What you should do
Reply with the count of lines holding "Deaths", nothing more.
>> Begin Material shown
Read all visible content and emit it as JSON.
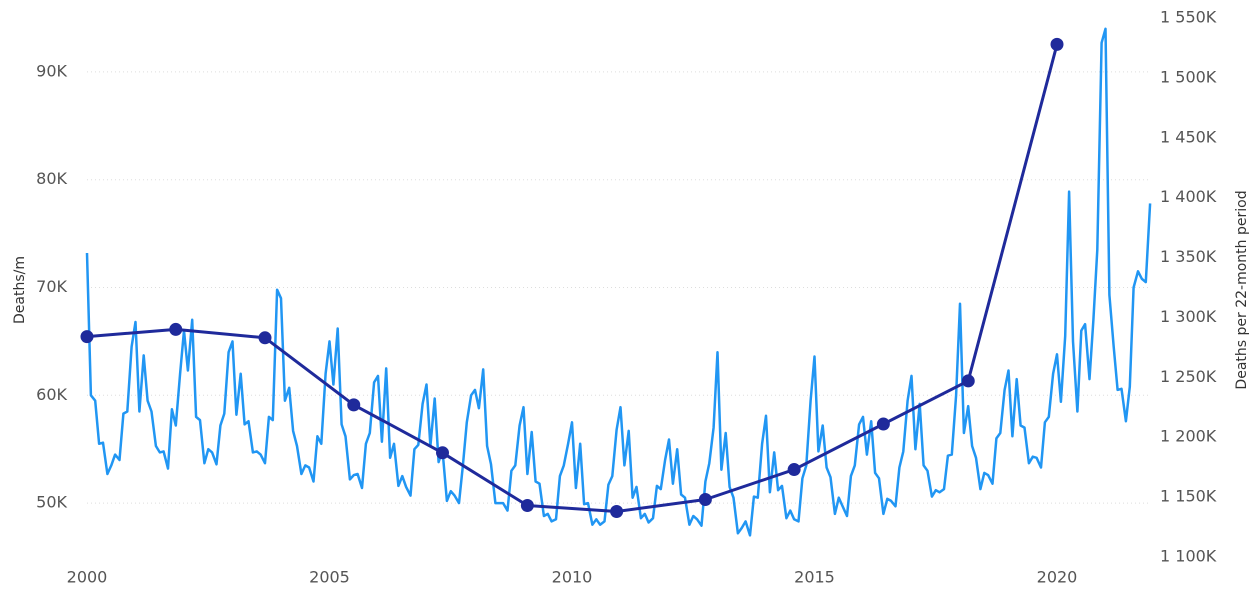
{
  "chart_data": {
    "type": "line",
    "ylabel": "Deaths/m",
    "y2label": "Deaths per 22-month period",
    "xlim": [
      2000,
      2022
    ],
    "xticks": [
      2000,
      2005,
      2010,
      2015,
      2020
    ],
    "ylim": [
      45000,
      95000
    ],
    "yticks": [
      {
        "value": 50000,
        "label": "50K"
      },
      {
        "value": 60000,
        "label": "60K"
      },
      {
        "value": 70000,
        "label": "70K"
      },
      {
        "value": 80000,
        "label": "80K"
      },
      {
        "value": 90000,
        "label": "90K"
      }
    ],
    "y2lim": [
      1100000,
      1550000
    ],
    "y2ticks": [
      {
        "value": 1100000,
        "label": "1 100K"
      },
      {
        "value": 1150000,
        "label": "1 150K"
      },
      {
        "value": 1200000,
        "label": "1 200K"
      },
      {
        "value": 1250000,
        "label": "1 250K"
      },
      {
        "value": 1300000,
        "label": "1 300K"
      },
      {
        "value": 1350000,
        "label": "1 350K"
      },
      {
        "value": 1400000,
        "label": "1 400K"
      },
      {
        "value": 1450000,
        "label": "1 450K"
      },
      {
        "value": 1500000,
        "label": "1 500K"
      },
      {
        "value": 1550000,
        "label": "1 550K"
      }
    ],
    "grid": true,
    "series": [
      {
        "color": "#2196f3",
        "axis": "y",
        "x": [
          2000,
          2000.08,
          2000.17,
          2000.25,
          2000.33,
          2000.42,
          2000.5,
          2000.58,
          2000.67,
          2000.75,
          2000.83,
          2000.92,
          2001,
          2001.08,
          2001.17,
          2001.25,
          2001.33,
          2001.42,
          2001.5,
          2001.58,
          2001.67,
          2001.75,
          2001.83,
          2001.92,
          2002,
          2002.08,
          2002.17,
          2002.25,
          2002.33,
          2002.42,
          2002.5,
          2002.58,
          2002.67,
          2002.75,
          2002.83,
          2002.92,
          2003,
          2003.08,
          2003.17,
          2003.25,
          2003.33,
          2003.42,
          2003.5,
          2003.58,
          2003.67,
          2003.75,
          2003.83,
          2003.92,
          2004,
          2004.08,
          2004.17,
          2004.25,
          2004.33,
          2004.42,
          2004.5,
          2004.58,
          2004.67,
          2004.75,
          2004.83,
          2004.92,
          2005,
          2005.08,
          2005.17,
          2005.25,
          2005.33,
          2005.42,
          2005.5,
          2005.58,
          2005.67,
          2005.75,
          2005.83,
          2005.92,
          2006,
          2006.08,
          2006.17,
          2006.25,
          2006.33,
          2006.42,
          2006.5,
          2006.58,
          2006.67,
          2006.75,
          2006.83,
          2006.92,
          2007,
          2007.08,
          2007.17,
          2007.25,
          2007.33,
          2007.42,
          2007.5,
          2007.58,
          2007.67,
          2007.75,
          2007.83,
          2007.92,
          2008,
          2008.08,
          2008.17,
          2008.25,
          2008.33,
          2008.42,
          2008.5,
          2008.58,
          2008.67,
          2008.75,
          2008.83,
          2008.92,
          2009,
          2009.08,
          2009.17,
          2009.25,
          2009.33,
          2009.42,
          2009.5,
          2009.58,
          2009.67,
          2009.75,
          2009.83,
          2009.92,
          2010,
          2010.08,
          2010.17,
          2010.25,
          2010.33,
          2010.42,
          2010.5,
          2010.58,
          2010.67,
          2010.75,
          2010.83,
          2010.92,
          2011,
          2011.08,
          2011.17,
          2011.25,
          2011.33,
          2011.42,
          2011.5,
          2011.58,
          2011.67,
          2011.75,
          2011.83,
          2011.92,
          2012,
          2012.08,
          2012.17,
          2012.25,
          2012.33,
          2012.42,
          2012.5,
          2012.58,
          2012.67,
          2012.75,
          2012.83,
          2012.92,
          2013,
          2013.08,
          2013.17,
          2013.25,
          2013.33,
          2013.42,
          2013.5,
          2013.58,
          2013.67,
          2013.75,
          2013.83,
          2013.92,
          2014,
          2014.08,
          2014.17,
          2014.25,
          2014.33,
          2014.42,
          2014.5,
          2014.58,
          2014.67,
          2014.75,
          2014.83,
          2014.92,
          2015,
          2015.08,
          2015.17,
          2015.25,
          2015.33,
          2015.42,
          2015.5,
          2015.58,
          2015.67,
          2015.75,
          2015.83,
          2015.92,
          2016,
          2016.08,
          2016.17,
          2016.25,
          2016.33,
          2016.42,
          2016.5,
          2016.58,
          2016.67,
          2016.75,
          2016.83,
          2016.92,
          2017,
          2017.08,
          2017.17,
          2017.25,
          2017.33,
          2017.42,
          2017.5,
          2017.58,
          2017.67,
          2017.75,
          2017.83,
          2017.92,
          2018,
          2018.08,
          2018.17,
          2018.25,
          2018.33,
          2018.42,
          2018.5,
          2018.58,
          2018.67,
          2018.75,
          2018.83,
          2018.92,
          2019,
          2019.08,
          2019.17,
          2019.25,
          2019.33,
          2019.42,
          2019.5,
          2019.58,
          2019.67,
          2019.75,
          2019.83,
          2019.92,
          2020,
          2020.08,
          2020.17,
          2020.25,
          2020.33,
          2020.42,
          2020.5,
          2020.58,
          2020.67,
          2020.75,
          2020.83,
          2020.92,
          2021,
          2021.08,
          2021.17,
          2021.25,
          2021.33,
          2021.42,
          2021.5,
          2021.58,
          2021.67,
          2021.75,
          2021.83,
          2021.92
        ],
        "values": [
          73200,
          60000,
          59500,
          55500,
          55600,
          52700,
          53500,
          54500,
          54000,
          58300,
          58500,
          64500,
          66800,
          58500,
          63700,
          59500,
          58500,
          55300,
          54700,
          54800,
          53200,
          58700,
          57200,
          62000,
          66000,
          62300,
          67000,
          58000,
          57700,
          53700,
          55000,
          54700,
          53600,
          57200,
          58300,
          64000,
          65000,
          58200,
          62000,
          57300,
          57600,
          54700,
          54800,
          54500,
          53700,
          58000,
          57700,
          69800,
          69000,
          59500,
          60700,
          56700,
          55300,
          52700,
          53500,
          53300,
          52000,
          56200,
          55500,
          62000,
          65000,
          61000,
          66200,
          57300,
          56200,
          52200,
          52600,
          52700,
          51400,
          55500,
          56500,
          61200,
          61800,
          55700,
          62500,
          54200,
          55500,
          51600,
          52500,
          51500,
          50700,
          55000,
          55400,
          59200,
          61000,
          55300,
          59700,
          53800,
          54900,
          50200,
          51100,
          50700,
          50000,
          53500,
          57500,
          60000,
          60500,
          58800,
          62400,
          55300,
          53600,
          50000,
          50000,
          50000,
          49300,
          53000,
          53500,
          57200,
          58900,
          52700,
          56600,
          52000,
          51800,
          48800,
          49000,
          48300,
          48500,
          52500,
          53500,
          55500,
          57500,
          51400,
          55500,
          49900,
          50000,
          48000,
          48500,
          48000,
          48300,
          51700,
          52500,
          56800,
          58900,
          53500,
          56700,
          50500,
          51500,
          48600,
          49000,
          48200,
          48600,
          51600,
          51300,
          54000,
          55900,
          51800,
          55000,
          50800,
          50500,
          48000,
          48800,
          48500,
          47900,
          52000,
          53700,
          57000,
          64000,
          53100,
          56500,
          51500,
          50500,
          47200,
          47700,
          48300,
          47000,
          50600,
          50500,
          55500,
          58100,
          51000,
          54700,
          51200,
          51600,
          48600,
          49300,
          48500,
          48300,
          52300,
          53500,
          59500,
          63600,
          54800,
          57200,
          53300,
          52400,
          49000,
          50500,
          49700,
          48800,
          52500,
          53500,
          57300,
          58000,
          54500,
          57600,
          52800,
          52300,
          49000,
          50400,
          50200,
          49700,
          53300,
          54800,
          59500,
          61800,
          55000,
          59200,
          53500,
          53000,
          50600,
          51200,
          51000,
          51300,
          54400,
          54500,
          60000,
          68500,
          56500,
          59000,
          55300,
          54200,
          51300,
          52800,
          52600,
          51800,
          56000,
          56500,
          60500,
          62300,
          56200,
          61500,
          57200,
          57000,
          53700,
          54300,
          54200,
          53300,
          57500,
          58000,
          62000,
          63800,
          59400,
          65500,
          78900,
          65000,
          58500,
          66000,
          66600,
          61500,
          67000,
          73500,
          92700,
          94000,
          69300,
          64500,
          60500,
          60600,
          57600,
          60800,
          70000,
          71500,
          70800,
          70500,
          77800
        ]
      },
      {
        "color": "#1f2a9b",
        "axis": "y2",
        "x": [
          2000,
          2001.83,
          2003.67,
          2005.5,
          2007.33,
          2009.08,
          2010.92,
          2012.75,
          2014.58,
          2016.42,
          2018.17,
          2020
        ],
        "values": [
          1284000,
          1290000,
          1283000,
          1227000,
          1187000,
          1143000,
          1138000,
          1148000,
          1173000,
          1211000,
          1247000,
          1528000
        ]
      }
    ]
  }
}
>> End Material shown
Response for this exercise
2